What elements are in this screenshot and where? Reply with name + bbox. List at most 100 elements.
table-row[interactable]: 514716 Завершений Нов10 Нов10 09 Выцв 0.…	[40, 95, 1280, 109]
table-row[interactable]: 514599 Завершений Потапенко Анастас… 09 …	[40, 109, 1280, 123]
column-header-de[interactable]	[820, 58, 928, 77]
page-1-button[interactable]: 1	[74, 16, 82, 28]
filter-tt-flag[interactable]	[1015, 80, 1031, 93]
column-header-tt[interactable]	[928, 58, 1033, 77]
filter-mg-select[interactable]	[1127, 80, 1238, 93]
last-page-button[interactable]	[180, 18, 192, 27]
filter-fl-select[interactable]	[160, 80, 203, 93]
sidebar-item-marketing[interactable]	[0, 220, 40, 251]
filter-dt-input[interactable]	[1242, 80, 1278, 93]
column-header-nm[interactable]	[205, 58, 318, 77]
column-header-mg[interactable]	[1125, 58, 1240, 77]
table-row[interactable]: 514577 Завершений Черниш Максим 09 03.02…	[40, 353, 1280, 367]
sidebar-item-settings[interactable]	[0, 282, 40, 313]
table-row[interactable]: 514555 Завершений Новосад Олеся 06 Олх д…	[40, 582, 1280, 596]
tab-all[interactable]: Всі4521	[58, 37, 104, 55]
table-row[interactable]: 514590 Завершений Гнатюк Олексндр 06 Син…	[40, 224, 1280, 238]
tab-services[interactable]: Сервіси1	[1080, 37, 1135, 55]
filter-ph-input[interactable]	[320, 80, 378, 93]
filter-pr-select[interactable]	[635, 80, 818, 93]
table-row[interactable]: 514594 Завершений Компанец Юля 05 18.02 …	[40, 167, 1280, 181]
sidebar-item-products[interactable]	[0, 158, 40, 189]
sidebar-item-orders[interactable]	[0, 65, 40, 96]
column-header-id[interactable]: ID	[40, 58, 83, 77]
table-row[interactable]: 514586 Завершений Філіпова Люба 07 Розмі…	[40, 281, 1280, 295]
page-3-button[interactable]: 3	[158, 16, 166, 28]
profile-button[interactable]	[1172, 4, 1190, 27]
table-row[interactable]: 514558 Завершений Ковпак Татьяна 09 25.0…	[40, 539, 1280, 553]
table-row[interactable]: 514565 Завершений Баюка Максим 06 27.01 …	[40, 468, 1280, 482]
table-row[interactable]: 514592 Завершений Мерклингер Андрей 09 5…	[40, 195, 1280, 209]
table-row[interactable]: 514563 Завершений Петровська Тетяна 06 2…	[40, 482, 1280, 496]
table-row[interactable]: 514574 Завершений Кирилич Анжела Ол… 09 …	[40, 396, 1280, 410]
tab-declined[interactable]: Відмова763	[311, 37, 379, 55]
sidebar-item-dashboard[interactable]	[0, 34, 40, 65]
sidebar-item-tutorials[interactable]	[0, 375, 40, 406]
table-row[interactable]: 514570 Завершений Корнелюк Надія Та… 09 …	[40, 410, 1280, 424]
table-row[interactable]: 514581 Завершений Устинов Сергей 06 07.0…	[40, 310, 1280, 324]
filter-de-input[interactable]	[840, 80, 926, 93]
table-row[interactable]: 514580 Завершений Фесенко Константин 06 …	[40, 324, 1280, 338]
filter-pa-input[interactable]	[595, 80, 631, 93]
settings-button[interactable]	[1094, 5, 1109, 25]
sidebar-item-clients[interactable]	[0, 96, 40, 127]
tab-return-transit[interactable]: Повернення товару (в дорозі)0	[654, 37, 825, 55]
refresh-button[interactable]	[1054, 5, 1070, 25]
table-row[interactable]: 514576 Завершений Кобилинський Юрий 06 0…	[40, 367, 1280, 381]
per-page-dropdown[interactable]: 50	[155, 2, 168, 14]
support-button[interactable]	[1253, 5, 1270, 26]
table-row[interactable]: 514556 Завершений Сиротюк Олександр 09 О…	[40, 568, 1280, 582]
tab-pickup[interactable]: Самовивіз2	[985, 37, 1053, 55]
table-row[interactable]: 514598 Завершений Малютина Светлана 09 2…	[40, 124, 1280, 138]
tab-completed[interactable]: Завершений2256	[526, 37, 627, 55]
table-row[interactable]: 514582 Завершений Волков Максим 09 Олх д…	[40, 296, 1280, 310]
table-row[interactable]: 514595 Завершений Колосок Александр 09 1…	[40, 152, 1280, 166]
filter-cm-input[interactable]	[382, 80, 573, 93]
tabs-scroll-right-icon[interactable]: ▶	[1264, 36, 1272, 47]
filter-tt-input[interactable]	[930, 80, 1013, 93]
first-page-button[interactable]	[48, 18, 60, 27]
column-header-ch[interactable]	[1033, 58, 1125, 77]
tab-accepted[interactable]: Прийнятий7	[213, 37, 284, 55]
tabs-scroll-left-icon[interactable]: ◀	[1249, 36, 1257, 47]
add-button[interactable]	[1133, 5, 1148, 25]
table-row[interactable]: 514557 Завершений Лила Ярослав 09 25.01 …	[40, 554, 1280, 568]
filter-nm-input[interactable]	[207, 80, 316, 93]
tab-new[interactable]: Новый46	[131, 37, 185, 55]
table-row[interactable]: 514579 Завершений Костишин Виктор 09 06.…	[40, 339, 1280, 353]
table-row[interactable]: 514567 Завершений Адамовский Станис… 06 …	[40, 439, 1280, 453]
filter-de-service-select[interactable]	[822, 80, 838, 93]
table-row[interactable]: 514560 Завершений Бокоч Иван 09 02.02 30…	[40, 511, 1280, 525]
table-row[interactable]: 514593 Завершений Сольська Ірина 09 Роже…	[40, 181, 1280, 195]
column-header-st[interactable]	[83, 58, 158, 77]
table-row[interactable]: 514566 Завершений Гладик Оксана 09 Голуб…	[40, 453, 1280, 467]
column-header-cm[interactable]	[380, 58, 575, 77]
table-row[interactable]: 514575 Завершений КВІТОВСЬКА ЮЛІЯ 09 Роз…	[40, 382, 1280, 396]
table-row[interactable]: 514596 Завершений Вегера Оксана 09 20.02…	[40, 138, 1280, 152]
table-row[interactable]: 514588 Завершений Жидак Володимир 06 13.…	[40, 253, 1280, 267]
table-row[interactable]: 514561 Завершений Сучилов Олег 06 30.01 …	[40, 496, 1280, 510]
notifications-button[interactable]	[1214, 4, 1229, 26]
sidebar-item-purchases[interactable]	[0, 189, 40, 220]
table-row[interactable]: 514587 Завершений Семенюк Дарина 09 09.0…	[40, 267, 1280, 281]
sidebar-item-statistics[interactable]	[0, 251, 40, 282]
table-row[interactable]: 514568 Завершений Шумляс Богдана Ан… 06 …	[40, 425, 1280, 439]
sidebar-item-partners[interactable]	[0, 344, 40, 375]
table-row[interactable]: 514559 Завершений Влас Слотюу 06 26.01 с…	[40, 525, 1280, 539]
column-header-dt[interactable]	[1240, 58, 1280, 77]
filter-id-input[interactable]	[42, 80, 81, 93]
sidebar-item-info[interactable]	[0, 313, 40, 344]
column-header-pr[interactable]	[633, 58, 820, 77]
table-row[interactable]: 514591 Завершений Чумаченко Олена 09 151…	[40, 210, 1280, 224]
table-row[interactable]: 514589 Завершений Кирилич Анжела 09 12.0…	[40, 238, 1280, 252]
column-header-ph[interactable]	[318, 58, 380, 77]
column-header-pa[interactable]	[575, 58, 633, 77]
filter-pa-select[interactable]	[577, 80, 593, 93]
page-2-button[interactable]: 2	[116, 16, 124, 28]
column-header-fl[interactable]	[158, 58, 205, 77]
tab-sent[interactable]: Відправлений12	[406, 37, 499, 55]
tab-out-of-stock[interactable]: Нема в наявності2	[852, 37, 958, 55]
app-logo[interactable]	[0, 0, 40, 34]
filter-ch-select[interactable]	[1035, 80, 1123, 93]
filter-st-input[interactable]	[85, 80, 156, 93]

▬▬▬▬▬▬

What is asked -> Write out the items again, substituting "clickable" for every "interactable" and leaving everything else unchanged.

Exercise answer ->
What elements are in this screenshot and where? Reply with name + bbox. List at most 100 elements.
table-row[clickable]: 514716 Завершений Нов10 Нов10 09 Выцв 0.…	[40, 95, 1280, 109]
table-row[clickable]: 514599 Завершений Потапенко Анастас… 09 …	[40, 109, 1280, 123]
column-header-de[clickable]	[820, 58, 928, 77]
page-1-button[clickable]: 1	[74, 16, 82, 28]
filter-tt-flag[clickable]	[1015, 80, 1031, 93]
column-header-tt[clickable]	[928, 58, 1033, 77]
filter-mg-select[clickable]	[1127, 80, 1238, 93]
last-page-button[clickable]	[180, 18, 192, 27]
filter-fl-select[clickable]	[160, 80, 203, 93]
sidebar-item-marketing[clickable]	[0, 220, 40, 251]
filter-dt-input[clickable]	[1242, 80, 1278, 93]
column-header-nm[clickable]	[205, 58, 318, 77]
column-header-mg[clickable]	[1125, 58, 1240, 77]
table-row[clickable]: 514577 Завершений Черниш Максим 09 03.02…	[40, 353, 1280, 367]
sidebar-item-settings[clickable]	[0, 282, 40, 313]
table-row[clickable]: 514555 Завершений Новосад Олеся 06 Олх д…	[40, 582, 1280, 596]
tab-all[clickable]: Всі4521	[58, 37, 104, 55]
table-row[clickable]: 514590 Завершений Гнатюк Олексндр 06 Син…	[40, 224, 1280, 238]
tab-services[clickable]: Сервіси1	[1080, 37, 1135, 55]
filter-ph-input[clickable]	[320, 80, 378, 93]
filter-pr-select[clickable]	[635, 80, 818, 93]
table-row[clickable]: 514594 Завершений Компанец Юля 05 18.02 …	[40, 167, 1280, 181]
sidebar-item-products[clickable]	[0, 158, 40, 189]
sidebar-item-orders[clickable]	[0, 65, 40, 96]
column-header-id[clickable]: ID	[40, 58, 83, 77]
table-row[clickable]: 514586 Завершений Філіпова Люба 07 Розмі…	[40, 281, 1280, 295]
page-3-button[clickable]: 3	[158, 16, 166, 28]
profile-button[clickable]	[1172, 4, 1190, 27]
table-row[clickable]: 514558 Завершений Ковпак Татьяна 09 25.0…	[40, 539, 1280, 553]
table-row[clickable]: 514565 Завершений Баюка Максим 06 27.01 …	[40, 468, 1280, 482]
table-row[clickable]: 514592 Завершений Мерклингер Андрей 09 5…	[40, 195, 1280, 209]
table-row[clickable]: 514563 Завершений Петровська Тетяна 06 2…	[40, 482, 1280, 496]
table-row[clickable]: 514574 Завершений Кирилич Анжела Ол… 09 …	[40, 396, 1280, 410]
tab-declined[clickable]: Відмова763	[311, 37, 379, 55]
sidebar-item-dashboard[clickable]	[0, 34, 40, 65]
sidebar-item-tutorials[clickable]	[0, 375, 40, 406]
table-row[clickable]: 514570 Завершений Корнелюк Надія Та… 09 …	[40, 410, 1280, 424]
table-row[clickable]: 514581 Завершений Устинов Сергей 06 07.0…	[40, 310, 1280, 324]
filter-de-input[clickable]	[840, 80, 926, 93]
table-row[clickable]: 514580 Завершений Фесенко Константин 06 …	[40, 324, 1280, 338]
filter-pa-input[clickable]	[595, 80, 631, 93]
settings-button[clickable]	[1094, 5, 1109, 25]
sidebar-item-clients[clickable]	[0, 96, 40, 127]
tab-return-transit[clickable]: Повернення товару (в дорозі)0	[654, 37, 825, 55]
refresh-button[clickable]	[1054, 5, 1070, 25]
table-row[clickable]: 514576 Завершений Кобилинський Юрий 06 0…	[40, 367, 1280, 381]
per-page-dropdown[clickable]: 50	[155, 2, 168, 14]
support-button[clickable]	[1253, 5, 1270, 26]
table-row[clickable]: 514556 Завершений Сиротюк Олександр 09 О…	[40, 568, 1280, 582]
tab-pickup[clickable]: Самовивіз2	[985, 37, 1053, 55]
table-row[clickable]: 514598 Завершений Малютина Светлана 09 2…	[40, 124, 1280, 138]
tab-completed[clickable]: Завершений2256	[526, 37, 627, 55]
table-row[clickable]: 514582 Завершений Волков Максим 09 Олх д…	[40, 296, 1280, 310]
table-row[clickable]: 514595 Завершений Колосок Александр 09 1…	[40, 152, 1280, 166]
filter-cm-input[clickable]	[382, 80, 573, 93]
tabs-scroll-right-icon[clickable]: ▶	[1264, 36, 1272, 47]
filter-tt-input[clickable]	[930, 80, 1013, 93]
first-page-button[clickable]	[48, 18, 60, 27]
column-header-ch[clickable]	[1033, 58, 1125, 77]
tab-accepted[clickable]: Прийнятий7	[213, 37, 284, 55]
tabs-scroll-left-icon[clickable]: ◀	[1249, 36, 1257, 47]
add-button[clickable]	[1133, 5, 1148, 25]
table-row[clickable]: 514557 Завершений Лила Ярослав 09 25.01 …	[40, 554, 1280, 568]
filter-nm-input[clickable]	[207, 80, 316, 93]
tab-new[clickable]: Новый46	[131, 37, 185, 55]
table-row[clickable]: 514579 Завершений Костишин Виктор 09 06.…	[40, 339, 1280, 353]
table-row[clickable]: 514567 Завершений Адамовский Станис… 06 …	[40, 439, 1280, 453]
filter-de-service-select[clickable]	[822, 80, 838, 93]
table-row[clickable]: 514560 Завершений Бокоч Иван 09 02.02 30…	[40, 511, 1280, 525]
table-row[clickable]: 514593 Завершений Сольська Ірина 09 Роже…	[40, 181, 1280, 195]
column-header-st[clickable]	[83, 58, 158, 77]
table-row[clickable]: 514566 Завершений Гладик Оксана 09 Голуб…	[40, 453, 1280, 467]
column-header-cm[clickable]	[380, 58, 575, 77]
table-row[clickable]: 514575 Завершений КВІТОВСЬКА ЮЛІЯ 09 Роз…	[40, 382, 1280, 396]
table-row[clickable]: 514596 Завершений Вегера Оксана 09 20.02…	[40, 138, 1280, 152]
table-row[clickable]: 514588 Завершений Жидак Володимир 06 13.…	[40, 253, 1280, 267]
table-row[clickable]: 514561 Завершений Сучилов Олег 06 30.01 …	[40, 496, 1280, 510]
notifications-button[clickable]	[1214, 4, 1229, 26]
sidebar-item-purchases[clickable]	[0, 189, 40, 220]
table-row[clickable]: 514587 Завершений Семенюк Дарина 09 09.0…	[40, 267, 1280, 281]
sidebar-item-statistics[clickable]	[0, 251, 40, 282]
table-row[clickable]: 514568 Завершений Шумляс Богдана Ан… 06 …	[40, 425, 1280, 439]
sidebar-item-partners[clickable]	[0, 344, 40, 375]
table-row[clickable]: 514559 Завершений Влас Слотюу 06 26.01 с…	[40, 525, 1280, 539]
column-header-dt[clickable]	[1240, 58, 1280, 77]
filter-id-input[clickable]	[42, 80, 81, 93]
sidebar-item-info[clickable]	[0, 313, 40, 344]
column-header-pr[clickable]	[633, 58, 820, 77]
table-row[clickable]: 514591 Завершений Чумаченко Олена 09 151…	[40, 210, 1280, 224]
table-row[clickable]: 514589 Завершений Кирилич Анжела 09 12.0…	[40, 238, 1280, 252]
column-header-ph[clickable]	[318, 58, 380, 77]
column-header-pa[clickable]	[575, 58, 633, 77]
filter-pa-select[clickable]	[577, 80, 593, 93]
page-2-button[clickable]: 2	[116, 16, 124, 28]
column-header-fl[clickable]	[158, 58, 205, 77]
tab-sent[clickable]: Відправлений12	[406, 37, 499, 55]
tab-out-of-stock[clickable]: Нема в наявності2	[852, 37, 958, 55]
app-logo[clickable]	[0, 0, 40, 34]
filter-ch-select[clickable]	[1035, 80, 1123, 93]
filter-st-input[clickable]	[85, 80, 156, 93]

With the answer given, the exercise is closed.